Problem statement —
Retype the passage of the comment thread starting with "[ 3.1 ms ] story" and going on through "an upcoming movie.".

Text segment —
□ □ □ □ □ □ □

30 comments

[ 3.1 ms ] story [ 73.6 ms ] thread
Sorry..what's the significance of this (I feel like I'm missing something)?
Ashton Kutcher is portraying Steve Jobs in an upcoming movie.
Right, I realized that. I guess I don't grok what RapGenius and these annotations are about.
RapGenius is a YC-funded (and VC-backed) company that lets people annotate rap lyrics. BUT rap is just the initial theme that helps them fine-tune the product. It's increasingly used as a general annotation engine.

So here's a high-profile investor demonstrating exactly that point, that it can be used beyond rap.

But what do these annotations mean? Are they things that Jobs said that weren't in the prepared remarks? Are they some kind of ironic commentary by Ashton Kutcher? Are they explanatory annotations?
It seems to be some of the usual Reality Distortion Field in effect by someone who feels they really appreciate and understand who Jobs was and what his inner-most thoughts are.
Ashton Kutcher plays Steve Jobs in the new movie and did a crazy amount of research for the role.

He listened to hundreds of Steve's talks, studied art & topics that influenced Jobs, read Jobs' favorite books, obsessed over him for months, ate Jobs' diet, even learned to walk like Jobs (who has an odd gait, likely due to years of walking barefoot).

□ □ □ □ □ □ □

Source data —
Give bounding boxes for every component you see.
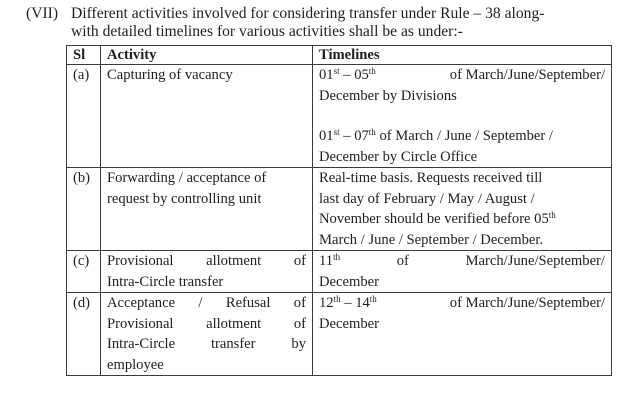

□ □ □ □ □ □ □

Answer —
[ 3.1 ms ] story [ 73.6 ms ] thread
Sorry..what's the significance of this (I feel like I'm missing something)?
Ashton Kutcher is portraying Steve Jobs in an upcoming movie.